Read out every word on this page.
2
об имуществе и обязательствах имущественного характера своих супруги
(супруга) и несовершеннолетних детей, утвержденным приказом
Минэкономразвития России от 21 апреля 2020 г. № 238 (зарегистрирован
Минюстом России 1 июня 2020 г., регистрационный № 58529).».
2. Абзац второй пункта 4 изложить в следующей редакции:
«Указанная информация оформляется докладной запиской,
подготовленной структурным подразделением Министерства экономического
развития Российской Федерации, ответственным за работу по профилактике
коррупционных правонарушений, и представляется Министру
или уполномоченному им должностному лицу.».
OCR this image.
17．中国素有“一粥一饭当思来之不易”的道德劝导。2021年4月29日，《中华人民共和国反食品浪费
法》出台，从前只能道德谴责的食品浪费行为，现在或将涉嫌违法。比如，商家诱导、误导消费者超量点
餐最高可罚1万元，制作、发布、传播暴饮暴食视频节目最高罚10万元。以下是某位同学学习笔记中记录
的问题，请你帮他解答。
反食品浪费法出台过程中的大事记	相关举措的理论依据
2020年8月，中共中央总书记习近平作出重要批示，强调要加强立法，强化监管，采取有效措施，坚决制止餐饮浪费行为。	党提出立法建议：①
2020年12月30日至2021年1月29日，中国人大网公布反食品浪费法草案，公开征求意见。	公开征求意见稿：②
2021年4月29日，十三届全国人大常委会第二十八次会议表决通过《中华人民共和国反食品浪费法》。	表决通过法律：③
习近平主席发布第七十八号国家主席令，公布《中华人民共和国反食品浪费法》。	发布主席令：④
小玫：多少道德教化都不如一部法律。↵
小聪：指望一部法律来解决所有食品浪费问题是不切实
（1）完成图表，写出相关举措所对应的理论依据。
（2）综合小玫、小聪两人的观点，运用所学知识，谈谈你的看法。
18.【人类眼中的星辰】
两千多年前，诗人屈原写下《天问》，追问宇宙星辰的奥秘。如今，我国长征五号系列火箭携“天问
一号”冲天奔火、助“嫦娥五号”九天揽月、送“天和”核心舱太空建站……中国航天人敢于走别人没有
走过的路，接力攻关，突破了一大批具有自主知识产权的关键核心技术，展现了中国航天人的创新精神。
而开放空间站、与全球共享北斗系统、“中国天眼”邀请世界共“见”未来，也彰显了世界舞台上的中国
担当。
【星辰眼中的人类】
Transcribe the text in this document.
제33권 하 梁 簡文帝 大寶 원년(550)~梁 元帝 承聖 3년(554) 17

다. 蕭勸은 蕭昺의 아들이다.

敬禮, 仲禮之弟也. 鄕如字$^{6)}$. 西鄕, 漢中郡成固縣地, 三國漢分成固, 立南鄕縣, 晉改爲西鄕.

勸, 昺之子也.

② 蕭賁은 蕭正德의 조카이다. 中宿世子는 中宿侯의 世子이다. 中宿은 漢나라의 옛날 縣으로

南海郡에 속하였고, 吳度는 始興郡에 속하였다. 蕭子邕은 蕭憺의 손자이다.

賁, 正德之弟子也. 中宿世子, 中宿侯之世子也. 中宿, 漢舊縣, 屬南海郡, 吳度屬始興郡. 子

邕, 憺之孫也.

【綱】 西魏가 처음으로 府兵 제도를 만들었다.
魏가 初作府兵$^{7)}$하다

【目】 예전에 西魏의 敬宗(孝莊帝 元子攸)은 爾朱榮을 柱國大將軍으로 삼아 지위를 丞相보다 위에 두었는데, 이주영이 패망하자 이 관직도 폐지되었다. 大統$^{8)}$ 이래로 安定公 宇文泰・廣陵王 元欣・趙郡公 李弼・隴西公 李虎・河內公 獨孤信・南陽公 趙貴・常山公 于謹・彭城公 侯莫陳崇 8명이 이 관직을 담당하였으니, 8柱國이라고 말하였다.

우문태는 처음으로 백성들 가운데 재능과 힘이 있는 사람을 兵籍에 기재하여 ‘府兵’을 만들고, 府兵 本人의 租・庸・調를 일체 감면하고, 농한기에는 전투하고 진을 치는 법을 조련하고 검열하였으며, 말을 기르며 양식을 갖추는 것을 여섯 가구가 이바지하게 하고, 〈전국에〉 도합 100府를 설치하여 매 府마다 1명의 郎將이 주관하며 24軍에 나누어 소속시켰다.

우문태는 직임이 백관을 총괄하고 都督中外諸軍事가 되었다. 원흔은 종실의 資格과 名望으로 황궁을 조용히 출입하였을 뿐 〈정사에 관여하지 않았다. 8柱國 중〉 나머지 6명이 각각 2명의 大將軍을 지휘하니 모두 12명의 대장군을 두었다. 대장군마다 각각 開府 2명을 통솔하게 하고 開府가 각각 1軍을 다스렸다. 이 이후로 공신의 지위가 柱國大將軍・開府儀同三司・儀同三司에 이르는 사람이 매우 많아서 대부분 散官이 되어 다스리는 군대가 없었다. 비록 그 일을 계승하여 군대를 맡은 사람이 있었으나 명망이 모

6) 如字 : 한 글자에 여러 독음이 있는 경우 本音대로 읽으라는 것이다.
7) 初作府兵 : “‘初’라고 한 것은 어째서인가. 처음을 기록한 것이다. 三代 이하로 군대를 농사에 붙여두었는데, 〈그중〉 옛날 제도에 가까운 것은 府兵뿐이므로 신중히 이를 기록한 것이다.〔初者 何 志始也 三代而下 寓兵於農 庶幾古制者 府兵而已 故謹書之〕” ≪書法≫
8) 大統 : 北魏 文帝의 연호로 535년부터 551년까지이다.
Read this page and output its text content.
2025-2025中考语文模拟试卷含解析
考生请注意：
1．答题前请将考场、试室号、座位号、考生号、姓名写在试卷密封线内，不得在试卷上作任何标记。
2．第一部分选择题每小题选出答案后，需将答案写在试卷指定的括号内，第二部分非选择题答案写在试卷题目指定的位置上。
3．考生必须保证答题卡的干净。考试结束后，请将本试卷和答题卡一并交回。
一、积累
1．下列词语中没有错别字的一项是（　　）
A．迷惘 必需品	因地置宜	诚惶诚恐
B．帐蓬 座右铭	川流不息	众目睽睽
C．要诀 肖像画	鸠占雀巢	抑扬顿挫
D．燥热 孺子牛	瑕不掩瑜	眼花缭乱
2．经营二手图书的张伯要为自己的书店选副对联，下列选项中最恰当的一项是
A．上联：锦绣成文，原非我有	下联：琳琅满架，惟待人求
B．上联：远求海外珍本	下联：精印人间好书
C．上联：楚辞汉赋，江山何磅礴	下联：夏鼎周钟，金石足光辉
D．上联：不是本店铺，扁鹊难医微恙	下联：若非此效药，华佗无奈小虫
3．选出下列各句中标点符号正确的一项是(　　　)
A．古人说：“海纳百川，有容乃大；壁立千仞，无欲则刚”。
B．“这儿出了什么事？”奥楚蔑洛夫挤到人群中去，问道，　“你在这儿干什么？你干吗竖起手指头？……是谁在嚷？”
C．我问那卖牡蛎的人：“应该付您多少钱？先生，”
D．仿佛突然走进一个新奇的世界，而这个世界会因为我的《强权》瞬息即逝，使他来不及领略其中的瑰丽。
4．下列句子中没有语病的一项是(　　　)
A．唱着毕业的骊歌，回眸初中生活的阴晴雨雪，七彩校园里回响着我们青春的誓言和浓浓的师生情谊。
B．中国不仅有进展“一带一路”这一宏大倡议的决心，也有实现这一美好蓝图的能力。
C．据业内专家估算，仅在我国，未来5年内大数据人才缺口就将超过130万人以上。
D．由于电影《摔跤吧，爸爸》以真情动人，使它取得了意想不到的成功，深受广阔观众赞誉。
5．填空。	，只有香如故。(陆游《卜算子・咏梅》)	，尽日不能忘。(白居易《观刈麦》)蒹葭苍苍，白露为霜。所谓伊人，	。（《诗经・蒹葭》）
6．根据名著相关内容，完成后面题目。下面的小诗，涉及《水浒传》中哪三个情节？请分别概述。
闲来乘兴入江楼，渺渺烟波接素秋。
━━━━━━━━━━━━━━━━━━━━
Exercise: Your task is to output the full set of records exactly as presented.

Final answer:
Read out every word on this page.
2
об имуществе и обязательствах имущественного характера своих супруги
(супруга) и несовершеннолетних детей, утвержденным приказом
Минэкономразвития России от 21 апреля 2020 г. № 238 (зарегистрирован
Минюстом России 1 июня 2020 г., регистрационный № 58529).».
2. Абзац второй пункта 4 изложить в следующей редакции:
«Указанная информация оформляется докладной запиской,
подготовленной структурным подразделением Министерства экономического
развития Российской Федерации, ответственным за работу по профилактике
коррупционных правонарушений, и представляется Министру
или уполномоченному им должностному лицу.».
OCR this image.
17．中国素有“一粥一饭当思来之不易”的道德劝导。2021年4月29日，《中华人民共和国反食品浪费
法》出台，从前只能道德谴责的食品浪费行为，现在或将涉嫌违法。比如，商家诱导、误导消费者超量点
餐最高可罚1万元，制作、发布、传播暴饮暴食视频节目最高罚10万元。以下是某位同学学习笔记中记录
的问题，请你帮他解答。
反食品浪费法出台过程中的大事记	相关举措的理论依据
2020年8月，中共中央总书记习近平作出重要批示，强调要加强立法，强化监管，采取有效措施，坚决制止餐饮浪费行为。	党提出立法建议：①
2020年12月30日至2021年1月29日，中国人大网公布反食品浪费法草案，公开征求意见。	公开征求意见稿：②
2021年4月29日，十三届全国人大常委会第二十八次会议表决通过《中华人民共和国反食品浪费法》。	表决通过法律：③
习近平主席发布第七十八号国家主席令，公布《中华人民共和国反食品浪费法》。	发布主席令：④
小玫：多少道德教化都不如一部法律。↵
小聪：指望一部法律来解决所有食品浪费问题是不切实
（1）完成图表，写出相关举措所对应的理论依据。
（2）综合小玫、小聪两人的观点，运用所学知识，谈谈你的看法。
18.【人类眼中的星辰】
两千多年前，诗人屈原写下《天问》，追问宇宙星辰的奥秘。如今，我国长征五号系列火箭携“天问
一号”冲天奔火、助“嫦娥五号”九天揽月、送“天和”核心舱太空建站……中国航天人敢于走别人没有
走过的路，接力攻关，突破了一大批具有自主知识产权的关键核心技术，展现了中国航天人的创新精神。
而开放空间站、与全球共享北斗系统、“中国天眼”邀请世界共“见”未来，也彰显了世界舞台上的中国
担当。
【星辰眼中的人类】
Transcribe the text in this document.
제33권 하 梁 簡文帝 大寶 원년(550)~梁 元帝 承聖 3년(554) 17

다. 蕭勸은 蕭昺의 아들이다.

敬禮, 仲禮之弟也. 鄕如字$^{6)}$. 西鄕, 漢中郡成固縣地, 三國漢分成固, 立南鄕縣, 晉改爲西鄕.

勸, 昺之子也.

② 蕭賁은 蕭正德의 조카이다. 中宿世子는 中宿侯의 世子이다. 中宿은 漢나라의 옛날 縣으로

南海郡에 속하였고, 吳度는 始興郡에 속하였다. 蕭子邕은 蕭憺의 손자이다.

賁, 正德之弟子也. 中宿世子, 中宿侯之世子也. 中宿, 漢舊縣, 屬南海郡, 吳度屬始興郡. 子

邕, 憺之孫也.

【綱】 西魏가 처음으로 府兵 제도를 만들었다.
魏가 初作府兵$^{7)}$하다

【目】 예전에 西魏의 敬宗(孝莊帝 元子攸)은 爾朱榮을 柱國大將軍으로 삼아 지위를 丞相보다 위에 두었는데, 이주영이 패망하자 이 관직도 폐지되었다. 大統$^{8)}$ 이래로 安定公 宇文泰・廣陵王 元欣・趙郡公 李弼・隴西公 李虎・河內公 獨孤信・南陽公 趙貴・常山公 于謹・彭城公 侯莫陳崇 8명이 이 관직을 담당하였으니, 8柱國이라고 말하였다.

우문태는 처음으로 백성들 가운데 재능과 힘이 있는 사람을 兵籍에 기재하여 ‘府兵’을 만들고, 府兵 本人의 租・庸・調를 일체 감면하고, 농한기에는 전투하고 진을 치는 법을 조련하고 검열하였으며, 말을 기르며 양식을 갖추는 것을 여섯 가구가 이바지하게 하고, 〈전국에〉 도합 100府를 설치하여 매 府마다 1명의 郎將이 주관하며 24軍에 나누어 소속시켰다.

우문태는 직임이 백관을 총괄하고 都督中外諸軍事가 되었다. 원흔은 종실의 資格과 名望으로 황궁을 조용히 출입하였을 뿐 〈정사에 관여하지 않았다. 8柱國 중〉 나머지 6명이 각각 2명의 大將軍을 지휘하니 모두 12명의 대장군을 두었다. 대장군마다 각각 開府 2명을 통솔하게 하고 開府가 각각 1軍을 다스렸다. 이 이후로 공신의 지위가 柱國大將軍・開府儀同三司・儀同三司에 이르는 사람이 매우 많아서 대부분 散官이 되어 다스리는 군대가 없었다. 비록 그 일을 계승하여 군대를 맡은 사람이 있었으나 명망이 모

6) 如字 : 한 글자에 여러 독음이 있는 경우 本音대로 읽으라는 것이다.
7) 初作府兵 : “‘初’라고 한 것은 어째서인가. 처음을 기록한 것이다. 三代 이하로 군대를 농사에 붙여두었는데, 〈그중〉 옛날 제도에 가까운 것은 府兵뿐이므로 신중히 이를 기록한 것이다.〔初者 何 志始也 三代而下 寓兵於農 庶幾古制者 府兵而已 故謹書之〕” ≪書法≫
8) 大統 : 北魏 文帝의 연호로 535년부터 551년까지이다.
Read this page and output its text content.
2025-2025中考语文模拟试卷含解析
考生请注意：
1．答题前请将考场、试室号、座位号、考生号、姓名写在试卷密封线内，不得在试卷上作任何标记。
2．第一部分选择题每小题选出答案后，需将答案写在试卷指定的括号内，第二部分非选择题答案写在试卷题目指定的位置上。
3．考生必须保证答题卡的干净。考试结束后，请将本试卷和答题卡一并交回。
一、积累
1．下列词语中没有错别字的一项是（　　）
A．迷惘 必需品	因地置宜	诚惶诚恐
B．帐蓬 座右铭	川流不息	众目睽睽
C．要诀 肖像画	鸠占雀巢	抑扬顿挫
D．燥热 孺子牛	瑕不掩瑜	眼花缭乱
2．经营二手图书的张伯要为自己的书店选副对联，下列选项中最恰当的一项是
A．上联：锦绣成文，原非我有	下联：琳琅满架，惟待人求
B．上联：远求海外珍本	下联：精印人间好书
C．上联：楚辞汉赋，江山何磅礴	下联：夏鼎周钟，金石足光辉
D．上联：不是本店铺，扁鹊难医微恙	下联：若非此效药，华佗无奈小虫
3．选出下列各句中标点符号正确的一项是(　　　)
A．古人说：“海纳百川，有容乃大；壁立千仞，无欲则刚”。
B．“这儿出了什么事？”奥楚蔑洛夫挤到人群中去，问道，　“你在这儿干什么？你干吗竖起手指头？……是谁在嚷？”
C．我问那卖牡蛎的人：“应该付您多少钱？先生，”
D．仿佛突然走进一个新奇的世界，而这个世界会因为我的《强权》瞬息即逝，使他来不及领略其中的瑰丽。
4．下列句子中没有语病的一项是(　　　)
A．唱着毕业的骊歌，回眸初中生活的阴晴雨雪，七彩校园里回响着我们青春的誓言和浓浓的师生情谊。
B．中国不仅有进展“一带一路”这一宏大倡议的决心，也有实现这一美好蓝图的能力。
C．据业内专家估算，仅在我国，未来5年内大数据人才缺口就将超过130万人以上。
D．由于电影《摔跤吧，爸爸》以真情动人，使它取得了意想不到的成功，深受广阔观众赞誉。
5．填空。	，只有香如故。(陆游《卜算子・咏梅》)	，尽日不能忘。(白居易《观刈麦》)蒹葭苍苍，白露为霜。所谓伊人，	。（《诗经・蒹葭》）
6．根据名著相关内容，完成后面题目。下面的小诗，涉及《水浒传》中哪三个情节？请分别概述。
闲来乘兴入江楼，渺渺烟波接素秋。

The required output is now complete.